_Problem to work on_. Locate every line below that contains the word "Cesare" and copy it.

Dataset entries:
┌────────
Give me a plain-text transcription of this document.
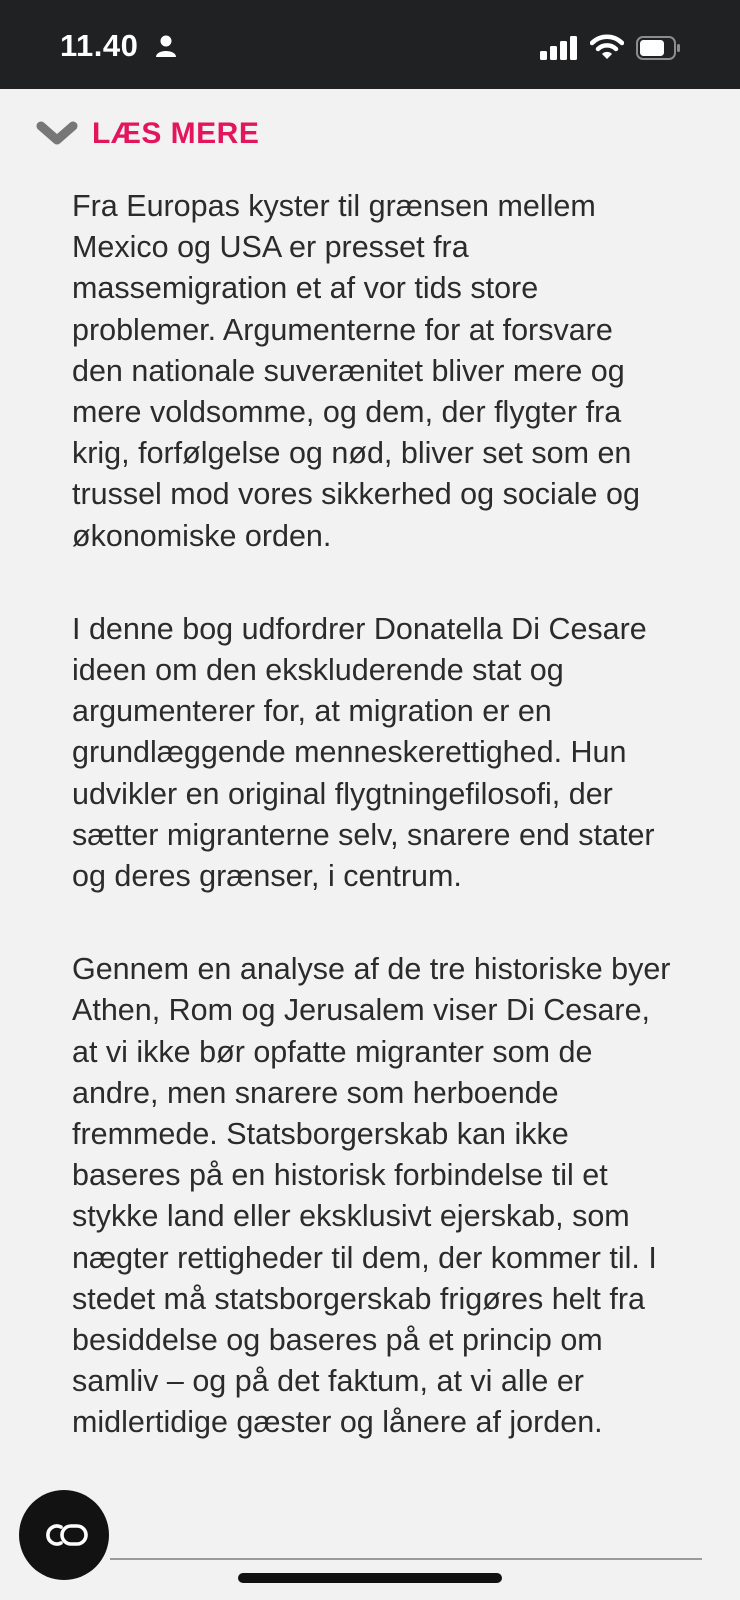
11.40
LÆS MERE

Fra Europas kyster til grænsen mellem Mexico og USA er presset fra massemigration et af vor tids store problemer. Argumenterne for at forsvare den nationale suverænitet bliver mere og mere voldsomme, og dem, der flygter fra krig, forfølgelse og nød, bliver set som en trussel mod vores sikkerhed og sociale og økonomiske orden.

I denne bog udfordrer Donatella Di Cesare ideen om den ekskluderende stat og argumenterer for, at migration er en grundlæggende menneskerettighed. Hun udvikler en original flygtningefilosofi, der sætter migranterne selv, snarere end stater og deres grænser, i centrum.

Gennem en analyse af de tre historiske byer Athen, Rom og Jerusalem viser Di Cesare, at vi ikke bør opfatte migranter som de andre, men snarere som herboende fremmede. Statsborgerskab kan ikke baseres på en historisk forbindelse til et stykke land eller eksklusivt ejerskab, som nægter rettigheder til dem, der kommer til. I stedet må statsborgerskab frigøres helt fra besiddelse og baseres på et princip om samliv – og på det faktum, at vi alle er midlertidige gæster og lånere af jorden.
└────────
_Task result_.
I denne bog udfordrer Donatella Di Cesare ideen om den ekskluderende stat og argumenterer for, at migration er en grundlæggende menneskerettighed. Hun udvikler en original flygtningefilosofi, der sætter migranterne selv, snarere end stater og deres grænser, i centrum.
Gennem en analyse af de tre historiske byer Athen, Rom og Jerusalem viser Di Cesare, at vi ikke bør opfatte migranter som de andre, men snarere som herboende fremmede. Statsborgerskab kan ikke baseres på en historisk forbindelse til et stykke land eller eksklusivt ejerskab, som nægter rettigheder til dem, der kommer til. I stedet må statsborgerskab frigøres helt fra besiddelse og baseres på et princip om samliv – og på det faktum, at vi alle er midlertidige gæster og lånere af jorden.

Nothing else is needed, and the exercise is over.